**WHAT TO DO:** Search the data for lines holding the word "Nombres". State how many there are, and nothing else.

====== DATA RECORDS

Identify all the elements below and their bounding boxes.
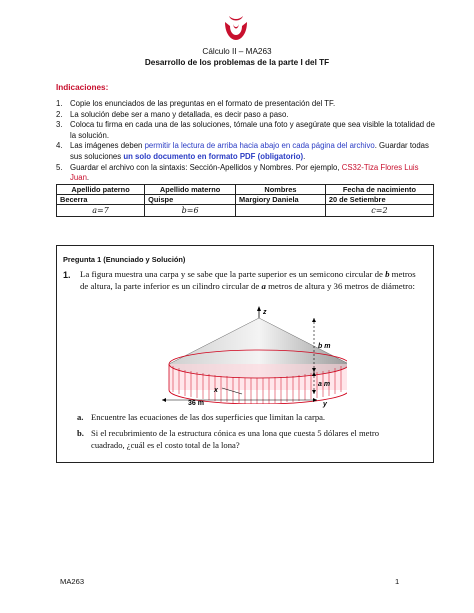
upc-logo-icon (219, 10, 253, 44)
footer-course-code: MA263 (60, 577, 85, 586)
page-number: 1 (395, 577, 400, 586)
equation-cell: a=7 (57, 205, 145, 217)
equation-cell (236, 205, 326, 217)
instruction-item: 4. Las imágenes deben permitir la lectura de arriba hacia abajo en cada página del archivo. Guardar todas sus soluciones un solo documento en formato PDF (obligatorio). (56, 141, 429, 161)
student-info-table (56, 184, 434, 217)
height-b-label: b m (318, 343, 331, 350)
table-cell: Quispe (145, 195, 236, 205)
instruction-highlight: un solo documento en formato PDF (obligatorio) (123, 151, 304, 161)
y-axis-label: y (323, 401, 327, 408)
course-code: Cálculo II – MA263 (202, 47, 272, 56)
filename-example: CS32-Tiza Flores Luis Juan (70, 162, 419, 183)
instructions-list (56, 99, 436, 184)
equation-cell: c=2 (325, 205, 433, 217)
height-a-label: a m (318, 381, 331, 388)
sub-question-a: a. Encuentre las ecuaciones de las dos superficies que limitan la carpa. (77, 412, 326, 422)
question-box (56, 245, 434, 463)
z-axis-label: z (263, 309, 267, 316)
instruction-link-text: permitir la lectura de arriba hacia abajo en cada página del archivo (144, 141, 375, 151)
document-title: Desarrollo de los problemas de la parte I del TF (144, 58, 330, 67)
question-number: 1. (63, 270, 71, 280)
equation-cell: b=6 (145, 205, 236, 217)
table-header: Nombres (236, 185, 326, 195)
sub-question-b: b. Si el recubrimiento de la estructura cónica es una lona que cuesta 5 dólares el metro cuadrado, ¿cuál es el costo total de la lona? (77, 428, 380, 450)
table-cell: 20 de Setiembre (325, 195, 433, 205)
table-header: Apellido materno (145, 185, 236, 195)
indications-title: Indicaciones: (56, 83, 109, 92)
table-header: Fecha de nacimiento (325, 185, 433, 195)
diameter-label: 36 m (188, 400, 204, 406)
question-text: La figura muestra una carpa y se sabe que la parte superior es un semicono circular de b metros de altura, la parte inferior es un cilindro circular de a metros de altura y 36 metros de diámetro: (80, 269, 416, 291)
table-cell: Margiory Daniela (236, 195, 326, 205)
table-header: Apellido paterno (57, 185, 145, 195)
instruction-item: 1. Copie los enunciados de las preguntas en el formato de presentación del TF. (56, 99, 336, 108)
instruction-item: 2. La solución debe ser a mano y detallada, es decir paso a paso. (56, 109, 289, 119)
question-title: Pregunta 1 (Enunciado y Solución) (63, 255, 186, 264)
x-axis-label: x (214, 387, 218, 394)
base-markers (152, 384, 322, 406)
instruction-item: 3. Coloca tu firma en cada una de las soluciones, tómale una foto y asegúrate que sea visible la totalidad de la solución. (56, 120, 435, 140)
table-cell: Becerra (57, 195, 145, 205)
instruction-item: 5. Guardar el archivo con la sintaxis: Sección-Apellidos y Nombres. Por ejemplo, CS32-Tiza Flores Luis Juan. (56, 162, 419, 183)
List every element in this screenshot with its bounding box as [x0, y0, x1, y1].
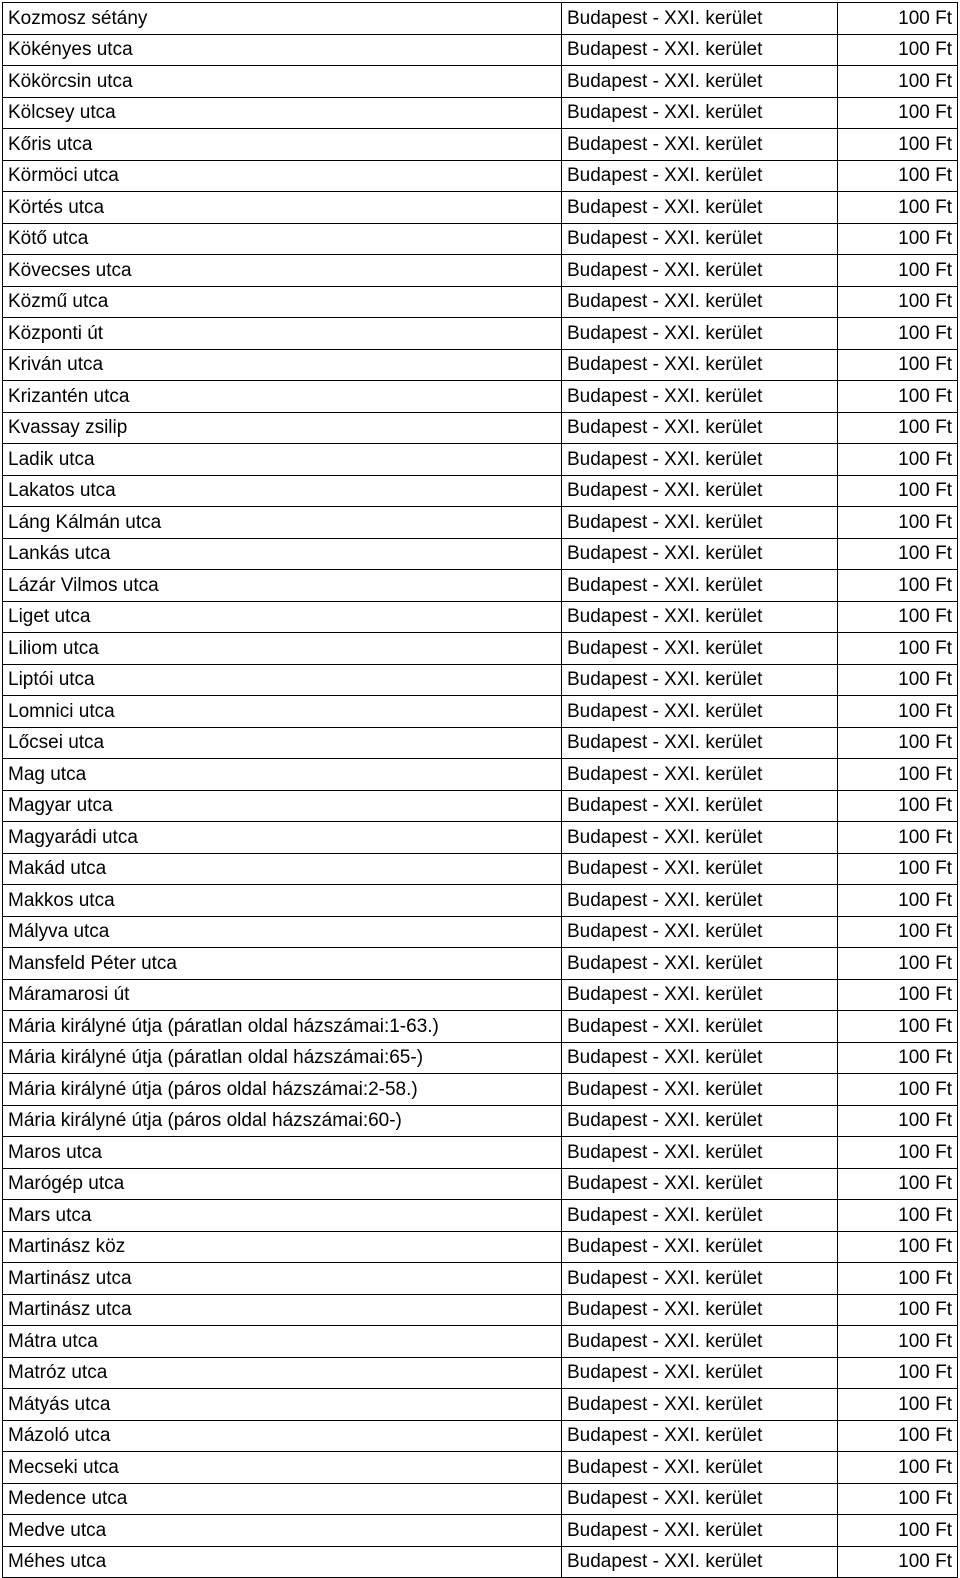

============

**EXERCISE SOLUTION:** 2